*** Opening TEXT SEGMENT ***

5 Lessons Authors Can Learn from Big Brands – Daniel Parsons
Yes, authors can learn something from Nike, Selfridges, McDonalds and more . . . see if you can use these five lessons to build your author brand.
8 Ways to Leverage Someone Else’s Network – Sandra Beckwith
This is an excellent article on cross-promotion and collaboration with others to expand your network and create a stronger platform for your work. Great advice as always.
15 Rules for Advertising Books – David Gaughran
As you all should know by now, I consider David Gaughran one of (if not THE) smartest digital advertising guru in the biz. Here are his succinct rules to put you in the right mindset and get you started with digital advertising for your book(s). https://davidgaughran.com/book-advertising/
How to Use BookBub with a Limited Budget – Miranda Ditmore
The top three book advertisers are Amazon, Facebook and BookBub. Often BookBub is viewed as a platform where you need an ample budget to advertise effectively – when in reality all three platforms can be ‘expensive’ if you fail to achieve a positive return on your investment. I love to see how to make BookBub work on a budget. This article mainly focuses on how to grow your presence on BookBub along with how take advantage of promos for reorders, new releases, and testing audiences for general advertising. It’s important to remember that the BookBub audience are deal seekers and react best to reduced-price books. Check out my full BookBub Advertising tutorial here.
How to Sell Books at Higher Prices – Daniel Parsons
Yes, I know I just talked about price reductions in the previous article; however, this is a smart article about what you can do to give more value to the reader so you can increase your price. I love the idea of a reverse sale – where you warn your fans of a price increase and encourage them to get the best deal by buying today. Read all the tips here: https://selfpublishingformula.com/how-to-sell-ebooks-at-higher-prices/
24 Great Prize Ideas for Book Promotion Contests and Giveaways – Leila Hirschfeld
I love running giveaways and taking part in them. From signed copies to goodie bundles and gift cards, there are a ton of cool ideas here. My favorite one (which I’ve never used) is an annotated book or ARC. I always think about how author Maggie Stiefvater has offered individualized art or an art print in special editions of her books. See more here.

*** Closing TEXT SEGMENT ***
*** Opening SOURCE DATA ***

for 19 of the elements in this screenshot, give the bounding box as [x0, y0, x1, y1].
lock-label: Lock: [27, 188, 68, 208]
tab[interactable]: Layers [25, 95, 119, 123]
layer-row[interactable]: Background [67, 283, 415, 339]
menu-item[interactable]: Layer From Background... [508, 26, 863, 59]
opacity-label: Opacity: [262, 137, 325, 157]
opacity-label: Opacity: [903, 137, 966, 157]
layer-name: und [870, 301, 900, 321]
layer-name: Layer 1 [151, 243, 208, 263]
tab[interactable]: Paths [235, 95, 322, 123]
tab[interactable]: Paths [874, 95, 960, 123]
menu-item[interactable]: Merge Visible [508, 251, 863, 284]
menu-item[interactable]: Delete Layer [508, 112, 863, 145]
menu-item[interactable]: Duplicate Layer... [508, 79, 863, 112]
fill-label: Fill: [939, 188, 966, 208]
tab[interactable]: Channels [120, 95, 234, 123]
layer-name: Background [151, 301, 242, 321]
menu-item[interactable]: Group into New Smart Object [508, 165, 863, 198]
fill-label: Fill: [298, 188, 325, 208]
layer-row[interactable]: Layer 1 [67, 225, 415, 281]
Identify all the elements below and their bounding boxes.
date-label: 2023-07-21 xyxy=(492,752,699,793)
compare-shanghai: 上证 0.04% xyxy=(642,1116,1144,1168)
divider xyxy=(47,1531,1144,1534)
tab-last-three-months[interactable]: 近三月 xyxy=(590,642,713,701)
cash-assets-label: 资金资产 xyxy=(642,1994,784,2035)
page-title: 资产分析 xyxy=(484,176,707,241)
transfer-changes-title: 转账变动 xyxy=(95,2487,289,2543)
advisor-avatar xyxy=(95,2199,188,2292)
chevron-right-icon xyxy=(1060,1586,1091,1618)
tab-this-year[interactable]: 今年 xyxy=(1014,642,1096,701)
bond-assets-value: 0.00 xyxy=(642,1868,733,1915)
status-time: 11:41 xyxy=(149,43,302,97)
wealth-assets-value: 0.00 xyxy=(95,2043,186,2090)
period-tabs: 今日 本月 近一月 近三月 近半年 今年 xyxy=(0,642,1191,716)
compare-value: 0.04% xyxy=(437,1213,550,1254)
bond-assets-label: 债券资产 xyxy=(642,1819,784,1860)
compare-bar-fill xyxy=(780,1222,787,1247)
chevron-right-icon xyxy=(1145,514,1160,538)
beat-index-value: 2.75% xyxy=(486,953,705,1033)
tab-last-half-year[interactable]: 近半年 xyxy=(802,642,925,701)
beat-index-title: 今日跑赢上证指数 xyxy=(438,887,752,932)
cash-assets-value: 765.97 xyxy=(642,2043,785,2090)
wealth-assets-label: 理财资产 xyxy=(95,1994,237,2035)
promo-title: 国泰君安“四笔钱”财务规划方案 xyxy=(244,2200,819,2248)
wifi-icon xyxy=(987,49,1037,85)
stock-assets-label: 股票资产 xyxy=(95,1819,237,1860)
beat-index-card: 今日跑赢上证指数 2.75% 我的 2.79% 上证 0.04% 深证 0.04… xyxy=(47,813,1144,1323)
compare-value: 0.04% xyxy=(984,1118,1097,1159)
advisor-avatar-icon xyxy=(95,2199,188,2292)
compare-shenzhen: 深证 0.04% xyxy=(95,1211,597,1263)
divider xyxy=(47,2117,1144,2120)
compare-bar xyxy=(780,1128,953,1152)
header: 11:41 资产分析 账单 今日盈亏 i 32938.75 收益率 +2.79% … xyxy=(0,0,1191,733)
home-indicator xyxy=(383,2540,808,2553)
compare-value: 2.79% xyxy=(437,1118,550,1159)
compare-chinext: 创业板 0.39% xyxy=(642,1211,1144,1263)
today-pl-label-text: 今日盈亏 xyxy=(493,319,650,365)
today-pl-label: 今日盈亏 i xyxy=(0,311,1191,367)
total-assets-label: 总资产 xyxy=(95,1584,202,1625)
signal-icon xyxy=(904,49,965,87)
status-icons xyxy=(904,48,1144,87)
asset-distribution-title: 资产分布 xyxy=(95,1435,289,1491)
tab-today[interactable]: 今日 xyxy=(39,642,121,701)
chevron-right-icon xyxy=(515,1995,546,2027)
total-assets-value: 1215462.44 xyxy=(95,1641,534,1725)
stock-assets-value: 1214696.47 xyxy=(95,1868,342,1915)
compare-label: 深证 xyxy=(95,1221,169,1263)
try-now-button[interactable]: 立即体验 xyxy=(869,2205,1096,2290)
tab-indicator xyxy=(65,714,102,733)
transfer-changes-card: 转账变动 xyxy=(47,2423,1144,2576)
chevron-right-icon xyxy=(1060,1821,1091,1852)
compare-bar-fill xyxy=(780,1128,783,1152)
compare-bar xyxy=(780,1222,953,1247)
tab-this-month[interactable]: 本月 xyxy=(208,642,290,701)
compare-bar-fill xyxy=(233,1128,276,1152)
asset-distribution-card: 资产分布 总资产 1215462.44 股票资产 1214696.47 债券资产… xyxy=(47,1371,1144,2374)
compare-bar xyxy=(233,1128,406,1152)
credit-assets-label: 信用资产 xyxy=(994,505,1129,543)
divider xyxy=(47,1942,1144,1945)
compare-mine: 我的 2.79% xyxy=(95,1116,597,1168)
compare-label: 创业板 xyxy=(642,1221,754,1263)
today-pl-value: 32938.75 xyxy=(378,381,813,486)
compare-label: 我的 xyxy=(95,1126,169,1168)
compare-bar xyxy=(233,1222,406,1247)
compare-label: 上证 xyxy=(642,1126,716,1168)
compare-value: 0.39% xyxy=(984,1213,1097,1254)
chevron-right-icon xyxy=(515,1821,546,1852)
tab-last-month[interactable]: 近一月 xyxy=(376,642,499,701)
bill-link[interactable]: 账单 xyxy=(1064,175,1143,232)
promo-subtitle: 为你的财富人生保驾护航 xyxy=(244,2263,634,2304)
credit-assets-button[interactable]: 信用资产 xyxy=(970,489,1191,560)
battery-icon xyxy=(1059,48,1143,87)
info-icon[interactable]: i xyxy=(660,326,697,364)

*** Closing SOURCE DATA ***

■ **TASKS AND EXERCISES**
[1] Answer these questions using the book marketing roundup:
(a) Which three platforms does the roundup call the top book advertisers?
(b) In the roundup's description of a reverse sale, what are fans warned about?
(c) Which prize idea does the roundup name as its favorite?
[2] Continue the book marketing roundup from the end of its final entry.

■ **RESPONSES TO THE EXERCISE**
[1]
(a) Amazon, Facebook and BookBub.
(b) A price increase. They are encouraged to buy today to get the best deal.
(c) An annotated book or ARC.

[2]
Boost Social Media Success with These 3 Image Types
We all know that social media posts with images draw more attention than those without . . . does anyone even post anything without an image anymore?? But Sandra Beckwith reminds us that the type of social media image matters in this article where she talks about images with 1) quotes 2) Tips (tipographics) & 3) infographics.
A Year without Social Media as a Freelance Writer – Alexander Lewis
Okay . . . I have some opinions here! There’s no doubt that writers (really creators of any type) have a love / hate relationship with social media. On the one hand, (when done right) social media is a wonderful way to reach audiences, but we must acknowledge, on the other hand, that social media can be a huge time suck that keeps us from creating at all. Balance, my dear friends, is the key.
But I do admire anyone’s ability to cut social media out of their daily routine and then be honest about how it has affected the business side of their writing. (Now in all fairness this writer is a freelancer and a ghost writer . . . so not the typical book author. And there are a lot of articles out there about how large social media followings don’t translate into book sales but ARE an important part of engaging with your reader community.)
Can you live without social media?? YES, for sure! However, I think the better question is – how can I work better WITH social media (and keep my sanity)? Social media is not the enemy – unrealistic expectations and poor time management (habits) are the more likely culprits.